Search the listing below for "title". Copy each matching line.

— Begin The records —

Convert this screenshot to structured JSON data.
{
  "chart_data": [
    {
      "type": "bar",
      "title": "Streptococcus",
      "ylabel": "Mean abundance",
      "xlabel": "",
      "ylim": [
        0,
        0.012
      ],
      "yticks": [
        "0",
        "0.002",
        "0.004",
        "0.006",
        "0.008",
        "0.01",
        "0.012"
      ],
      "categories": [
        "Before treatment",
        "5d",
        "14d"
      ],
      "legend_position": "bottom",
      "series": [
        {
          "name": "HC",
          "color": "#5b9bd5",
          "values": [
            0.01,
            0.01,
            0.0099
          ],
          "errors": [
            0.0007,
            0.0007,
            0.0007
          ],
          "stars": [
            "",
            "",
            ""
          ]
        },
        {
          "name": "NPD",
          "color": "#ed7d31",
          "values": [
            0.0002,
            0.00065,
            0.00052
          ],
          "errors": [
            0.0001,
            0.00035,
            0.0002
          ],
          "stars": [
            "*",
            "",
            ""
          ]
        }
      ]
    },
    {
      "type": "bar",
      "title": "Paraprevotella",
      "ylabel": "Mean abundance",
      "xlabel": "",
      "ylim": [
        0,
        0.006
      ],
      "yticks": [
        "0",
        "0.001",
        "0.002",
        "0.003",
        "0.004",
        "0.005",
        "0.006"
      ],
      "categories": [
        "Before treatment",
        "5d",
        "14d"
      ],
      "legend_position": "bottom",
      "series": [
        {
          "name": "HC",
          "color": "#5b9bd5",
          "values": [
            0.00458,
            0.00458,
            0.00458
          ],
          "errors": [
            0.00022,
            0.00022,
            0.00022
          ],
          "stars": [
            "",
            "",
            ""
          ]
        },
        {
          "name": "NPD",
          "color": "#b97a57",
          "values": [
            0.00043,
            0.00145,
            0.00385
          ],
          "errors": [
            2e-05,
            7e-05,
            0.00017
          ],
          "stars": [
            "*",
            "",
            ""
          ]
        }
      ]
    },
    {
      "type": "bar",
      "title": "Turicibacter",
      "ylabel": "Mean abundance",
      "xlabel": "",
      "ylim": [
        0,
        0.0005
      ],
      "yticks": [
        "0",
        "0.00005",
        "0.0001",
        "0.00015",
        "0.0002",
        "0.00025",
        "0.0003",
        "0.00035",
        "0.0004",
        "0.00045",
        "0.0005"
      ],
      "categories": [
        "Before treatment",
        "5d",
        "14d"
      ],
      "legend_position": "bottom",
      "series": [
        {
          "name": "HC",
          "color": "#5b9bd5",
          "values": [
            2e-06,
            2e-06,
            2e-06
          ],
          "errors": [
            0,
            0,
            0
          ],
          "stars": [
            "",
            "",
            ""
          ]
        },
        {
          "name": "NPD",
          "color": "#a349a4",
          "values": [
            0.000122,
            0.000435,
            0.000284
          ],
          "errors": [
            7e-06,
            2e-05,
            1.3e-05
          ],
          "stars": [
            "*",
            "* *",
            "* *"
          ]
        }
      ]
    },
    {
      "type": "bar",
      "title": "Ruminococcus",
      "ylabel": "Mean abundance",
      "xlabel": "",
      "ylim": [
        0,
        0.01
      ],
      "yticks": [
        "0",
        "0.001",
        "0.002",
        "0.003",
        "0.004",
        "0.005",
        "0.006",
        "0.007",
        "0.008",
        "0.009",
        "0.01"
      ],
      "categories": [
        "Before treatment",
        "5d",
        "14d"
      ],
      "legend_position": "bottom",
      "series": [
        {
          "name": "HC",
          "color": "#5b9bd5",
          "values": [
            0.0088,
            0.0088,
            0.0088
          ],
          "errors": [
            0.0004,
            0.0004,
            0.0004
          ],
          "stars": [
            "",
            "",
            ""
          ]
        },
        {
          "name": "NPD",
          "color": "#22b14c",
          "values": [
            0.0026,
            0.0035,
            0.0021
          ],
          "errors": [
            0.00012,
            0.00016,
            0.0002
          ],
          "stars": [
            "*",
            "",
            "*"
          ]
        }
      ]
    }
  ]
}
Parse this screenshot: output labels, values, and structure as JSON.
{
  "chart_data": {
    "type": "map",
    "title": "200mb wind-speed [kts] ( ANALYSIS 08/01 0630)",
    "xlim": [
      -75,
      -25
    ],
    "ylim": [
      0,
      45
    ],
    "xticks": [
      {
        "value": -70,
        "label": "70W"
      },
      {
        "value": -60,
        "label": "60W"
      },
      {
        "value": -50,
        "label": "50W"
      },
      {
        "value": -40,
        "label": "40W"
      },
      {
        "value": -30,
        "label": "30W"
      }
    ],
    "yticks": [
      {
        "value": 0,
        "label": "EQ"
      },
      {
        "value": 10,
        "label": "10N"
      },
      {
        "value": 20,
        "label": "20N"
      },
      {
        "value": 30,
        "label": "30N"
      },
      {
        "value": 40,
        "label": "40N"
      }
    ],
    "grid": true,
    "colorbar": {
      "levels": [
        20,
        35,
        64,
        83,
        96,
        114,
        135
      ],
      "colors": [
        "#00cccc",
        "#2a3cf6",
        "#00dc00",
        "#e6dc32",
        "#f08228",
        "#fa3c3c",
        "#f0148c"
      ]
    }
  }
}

— End The records —

Full solution:
      "title": "Streptococcus",
      "title": "Paraprevotella",
      "title": "Turicibacter",
      "title": "Ruminococcus",
    "title": "200mb wind-speed [kts] ( ANALYSIS 08/01 0630)",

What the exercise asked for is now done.